[start Records for processing]
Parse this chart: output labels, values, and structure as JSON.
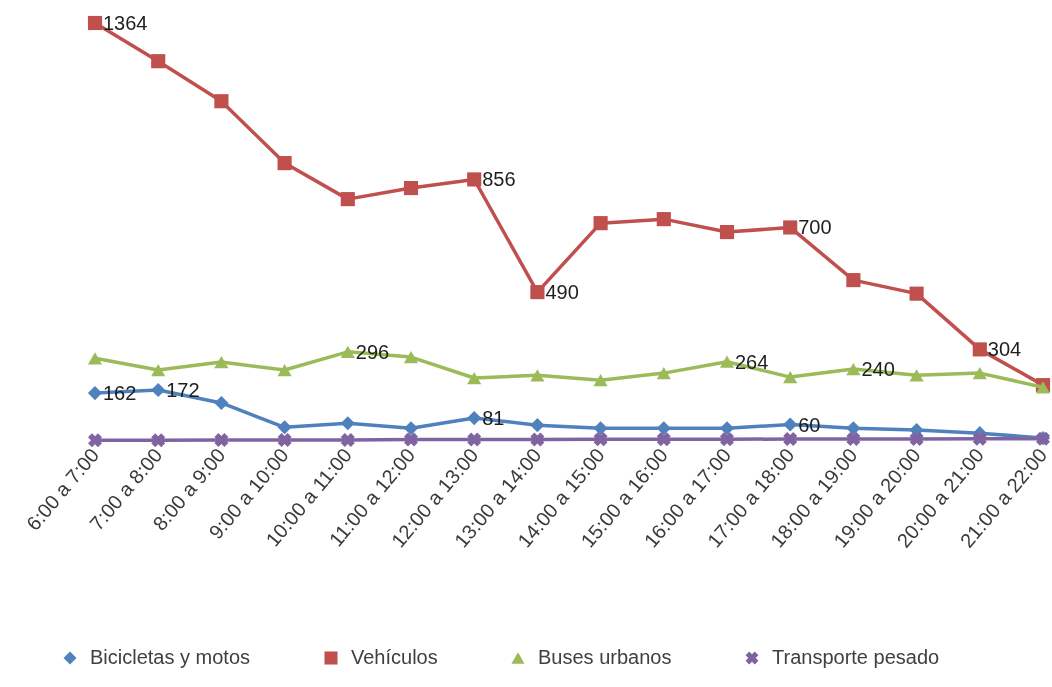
{
  "chart_data": {
    "type": "line",
    "categories": [
      "6:00 a 7:00",
      "7:00 a 8:00",
      "8:00 a 9:00",
      "9:00 a 10:00",
      "10:00 a 11:00",
      "11:00 a 12:00",
      "12:00 a 13:00",
      "13:00 a 14:00",
      "14:00 a 15:00",
      "15:00 a 16:00",
      "16:00 a 17:00",
      "17:00 a 18:00",
      "18:00 a 19:00",
      "19:00 a 20:00",
      "20:00 a 21:00",
      "21:00 a 22:00"
    ],
    "series": [
      {
        "name": "Bicicletas y motos",
        "color": "#4f81bd",
        "marker": "diamond",
        "values": [
          162,
          172,
          130,
          51,
          64,
          48,
          81,
          58,
          48,
          48,
          48,
          60,
          48,
          42,
          32,
          16
        ],
        "value_labels": [
          "162",
          "172",
          null,
          null,
          null,
          null,
          "81",
          null,
          null,
          null,
          null,
          "60",
          null,
          null,
          null,
          null
        ]
      },
      {
        "name": "Vehículos",
        "color": "#c0504d",
        "marker": "square",
        "values": [
          1364,
          1240,
          1110,
          909,
          792,
          828,
          856,
          490,
          714,
          727,
          685,
          700,
          529,
          485,
          304,
          188
        ],
        "value_labels": [
          "1364",
          null,
          null,
          null,
          null,
          null,
          "856",
          "490",
          null,
          null,
          null,
          "700",
          null,
          null,
          "304",
          null
        ]
      },
      {
        "name": "Buses urbanos",
        "color": "#9bbb59",
        "marker": "triangle",
        "values": [
          275,
          237,
          263,
          237,
          296,
          279,
          211,
          220,
          204,
          227,
          264,
          214,
          240,
          220,
          227,
          181
        ],
        "value_labels": [
          null,
          null,
          null,
          null,
          "296",
          null,
          null,
          null,
          null,
          null,
          "264",
          null,
          "240",
          null,
          null,
          null
        ]
      },
      {
        "name": "Transporte pesado",
        "color": "#8064a2",
        "marker": "cross",
        "values": [
          9,
          9,
          10,
          10,
          10,
          11,
          11,
          11,
          12,
          12,
          12,
          13,
          13,
          13,
          14,
          14
        ]
      }
    ],
    "tick_labels": "x",
    "legend": "bottom"
  }
}
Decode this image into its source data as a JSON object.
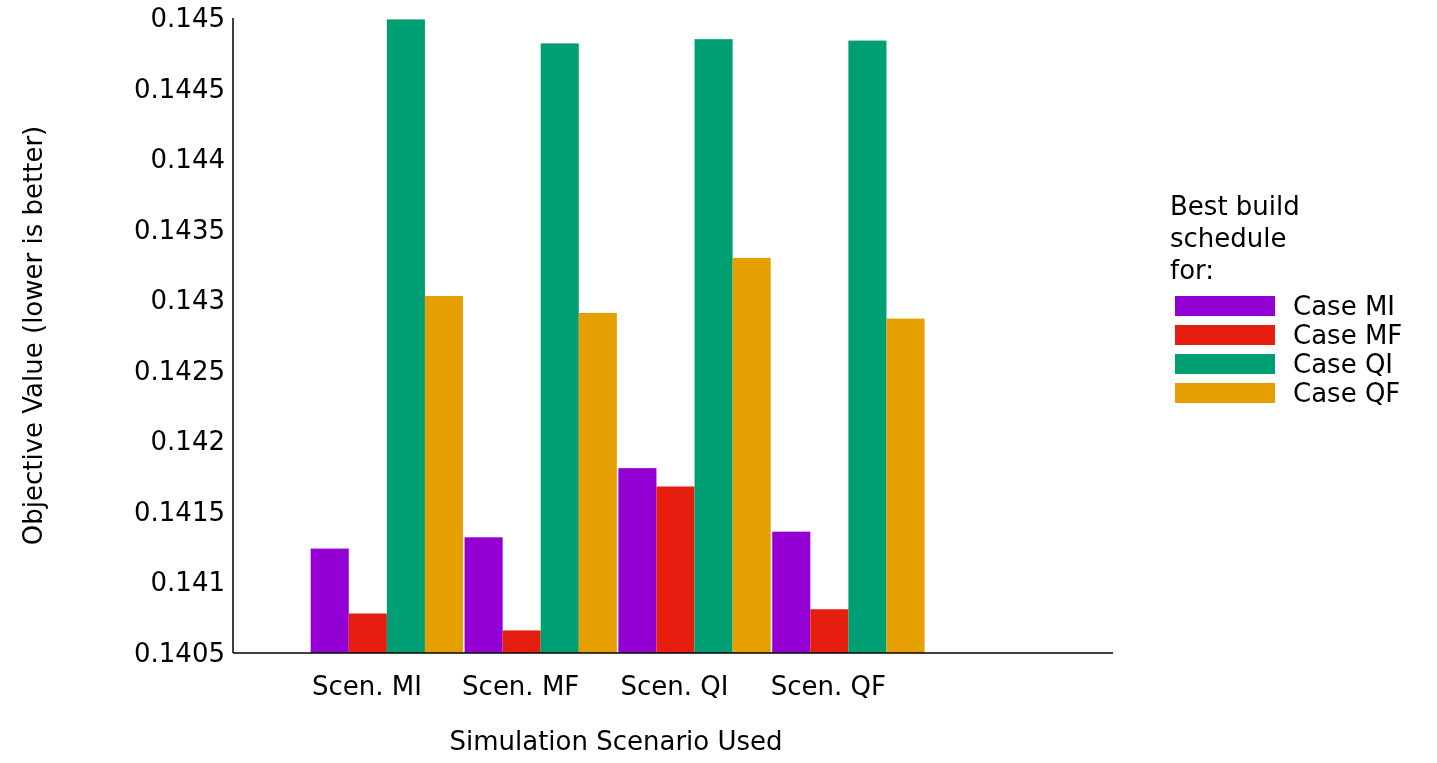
{
  "chart_data": {
    "type": "bar",
    "xlabel": "Simulation Scenario Used",
    "ylabel": "Objective Value (lower is better)",
    "legend_title": "Best build schedule for:",
    "categories": [
      "Scen. MI",
      "Scen. MF",
      "Scen. QI",
      "Scen. QF"
    ],
    "series": [
      {
        "name": "Case MI",
        "color": "#9400d3",
        "values": [
          0.14124,
          0.14132,
          0.14181,
          0.14136
        ]
      },
      {
        "name": "Case MF",
        "color": "#e51e10",
        "values": [
          0.14078,
          0.14066,
          0.14168,
          0.14081
        ]
      },
      {
        "name": "Case QI",
        "color": "#009e73",
        "values": [
          0.14499,
          0.14482,
          0.14485,
          0.14484
        ]
      },
      {
        "name": "Case QF",
        "color": "#e69f00",
        "values": [
          0.14303,
          0.14291,
          0.1433,
          0.14287
        ]
      }
    ],
    "ylim": [
      0.1405,
      0.145
    ],
    "yticks": [
      0.1405,
      0.141,
      0.1415,
      0.142,
      0.1425,
      0.143,
      0.1435,
      0.144,
      0.1445,
      0.145
    ],
    "grid": false,
    "legend": "right"
  }
}
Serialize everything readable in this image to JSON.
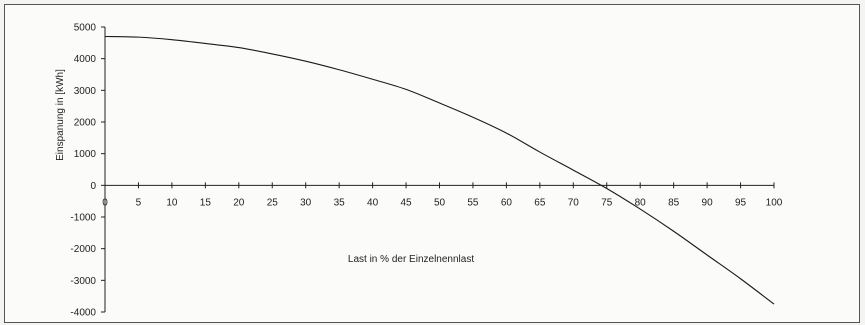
{
  "chart_data": {
    "type": "line",
    "title": "",
    "xlabel": "Last in % der Einzelnennlast",
    "ylabel": "Einspanung in [kWh]",
    "xlim": [
      0,
      100
    ],
    "ylim": [
      -4000,
      5000
    ],
    "x_ticks": [
      0,
      5,
      10,
      15,
      20,
      25,
      30,
      35,
      40,
      45,
      50,
      55,
      60,
      65,
      70,
      75,
      80,
      85,
      90,
      95,
      100
    ],
    "y_ticks": [
      5000,
      4000,
      3000,
      2000,
      1000,
      0,
      -1000,
      -2000,
      -3000,
      -4000
    ],
    "grid": false,
    "legend": "none",
    "line_color": "#1a1a1a",
    "series": [
      {
        "x": [
          0,
          5,
          10,
          15,
          20,
          25,
          30,
          35,
          40,
          45,
          50,
          55,
          60,
          65,
          70,
          75,
          80,
          85,
          90,
          95,
          100
        ],
        "values": [
          4700,
          4680,
          4600,
          4480,
          4350,
          4150,
          3920,
          3650,
          3350,
          3030,
          2600,
          2150,
          1650,
          1050,
          480,
          -100,
          -750,
          -1450,
          -2200,
          -2950,
          -3750
        ]
      }
    ]
  }
}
[end Records for processing]
Pick out the lines that include the word "ylabel" and write them out.

    "ylabel": "Objective Value (lower is better)",
    "ylabel": "Einspanung in [kWh]",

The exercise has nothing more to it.